Quote every line of the material beneath this one.

[Stored data]
════
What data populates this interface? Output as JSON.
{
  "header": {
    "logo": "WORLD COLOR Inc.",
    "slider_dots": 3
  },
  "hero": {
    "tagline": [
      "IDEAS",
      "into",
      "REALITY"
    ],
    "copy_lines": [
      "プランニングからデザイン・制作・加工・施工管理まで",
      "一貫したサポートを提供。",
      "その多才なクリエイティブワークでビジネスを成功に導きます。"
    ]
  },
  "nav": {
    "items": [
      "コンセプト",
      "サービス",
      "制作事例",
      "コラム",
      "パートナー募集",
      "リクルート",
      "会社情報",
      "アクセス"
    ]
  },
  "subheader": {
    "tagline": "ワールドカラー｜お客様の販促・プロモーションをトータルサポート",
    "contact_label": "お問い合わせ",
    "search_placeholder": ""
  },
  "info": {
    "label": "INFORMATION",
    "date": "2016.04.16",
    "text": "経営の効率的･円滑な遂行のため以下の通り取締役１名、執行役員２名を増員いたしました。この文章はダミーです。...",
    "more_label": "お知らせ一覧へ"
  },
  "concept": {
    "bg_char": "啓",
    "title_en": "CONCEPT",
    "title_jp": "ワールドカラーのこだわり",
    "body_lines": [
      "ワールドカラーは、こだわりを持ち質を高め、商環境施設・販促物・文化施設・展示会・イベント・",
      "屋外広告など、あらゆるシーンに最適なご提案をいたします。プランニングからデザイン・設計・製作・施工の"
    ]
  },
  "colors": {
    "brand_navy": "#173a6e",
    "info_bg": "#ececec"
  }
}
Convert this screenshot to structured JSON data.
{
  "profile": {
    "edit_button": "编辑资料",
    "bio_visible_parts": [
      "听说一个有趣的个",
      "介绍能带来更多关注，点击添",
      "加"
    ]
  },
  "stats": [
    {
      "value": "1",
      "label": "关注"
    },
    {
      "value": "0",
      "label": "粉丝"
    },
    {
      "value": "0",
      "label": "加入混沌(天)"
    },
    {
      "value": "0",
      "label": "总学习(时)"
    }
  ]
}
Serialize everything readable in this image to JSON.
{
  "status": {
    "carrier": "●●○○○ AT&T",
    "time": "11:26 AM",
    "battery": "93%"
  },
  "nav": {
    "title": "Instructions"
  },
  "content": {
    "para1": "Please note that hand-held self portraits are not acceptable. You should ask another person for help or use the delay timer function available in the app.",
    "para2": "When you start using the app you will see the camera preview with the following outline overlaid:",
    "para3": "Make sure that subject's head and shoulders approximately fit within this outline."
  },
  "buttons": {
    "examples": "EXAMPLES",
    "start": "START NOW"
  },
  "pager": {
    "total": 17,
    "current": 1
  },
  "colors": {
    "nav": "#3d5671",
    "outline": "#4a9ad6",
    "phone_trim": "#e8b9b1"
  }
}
════
Answer
What data populates this interface? Output as JSON.
{
  "header": {
    "logo": "WORLD COLOR Inc.",
    "slider_dots": 3
  },
  "hero": {
    "tagline": [
      "IDEAS",
      "into",
      "REALITY"
    ],
    "copy_lines": [
      "プランニングからデザイン・制作・加工・施工管理まで",
      "一貫したサポートを提供。",
      "その多才なクリエイティブワークでビジネスを成功に導きます。"
    ]
  },
  "nav": {
    "items": [
      "コンセプト",
      "サービス",
      "制作事例",
      "コラム",
      "パートナー募集",
      "リクルート",
      "会社情報",
      "アクセス"
    ]
  },
  "subheader": {
    "tagline": "ワールドカラー｜お客様の販促・プロモーションをトータルサポート",
    "contact_label": "お問い合わせ",
    "search_placeholder": ""
  },
  "info": {
    "label": "INFORMATION",
    "date": "2016.04.16",
    "text": "経営の効率的･円滑な遂行のため以下の通り取締役１名、執行役員２名を増員いたしました。この文章はダミーです。...",
    "more_label": "お知らせ一覧へ"
  },
  "concept": {
    "bg_char": "啓",
    "title_en": "CONCEPT",
    "title_jp": "ワールドカラーのこだわり",
    "body_lines": [
      "ワールドカラーは、こだわりを持ち質を高め、商環境施設・販促物・文化施設・展示会・イベント・",
      "屋外広告など、あらゆるシーンに最適なご提案をいたします。プランニングからデザイン・設計・製作・施工の"
    ]
  },
  "colors": {
    "brand_navy": "#173a6e",
    "info_bg": "#ececec"
  }
}
Convert this screenshot to structured JSON data.
{
  "profile": {
    "edit_button": "编辑资料",
    "bio_visible_parts": [
      "听说一个有趣的个",
      "介绍能带来更多关注，点击添",
      "加"
    ]
  },
  "stats": [
    {
      "value": "1",
      "label": "关注"
    },
    {
      "value": "0",
      "label": "粉丝"
    },
    {
      "value": "0",
      "label": "加入混沌(天)"
    },
    {
      "value": "0",
      "label": "总学习(时)"
    }
  ]
}
Serialize everything readable in this image to JSON.
{
  "status": {
    "carrier": "●●○○○ AT&T",
    "time": "11:26 AM",
    "battery": "93%"
  },
  "nav": {
    "title": "Instructions"
  },
  "content": {
    "para1": "Please note that hand-held self portraits are not acceptable. You should ask another person for help or use the delay timer function available in the app.",
    "para2": "When you start using the app you will see the camera preview with the following outline overlaid:",
    "para3": "Make sure that subject's head and shoulders approximately fit within this outline."
  },
  "buttons": {
    "examples": "EXAMPLES",
    "start": "START NOW"
  },
  "pager": {
    "total": 17,
    "current": 1
  },
  "colors": {
    "nav": "#3d5671",
    "outline": "#4a9ad6",
    "phone_trim": "#e8b9b1"
  }
}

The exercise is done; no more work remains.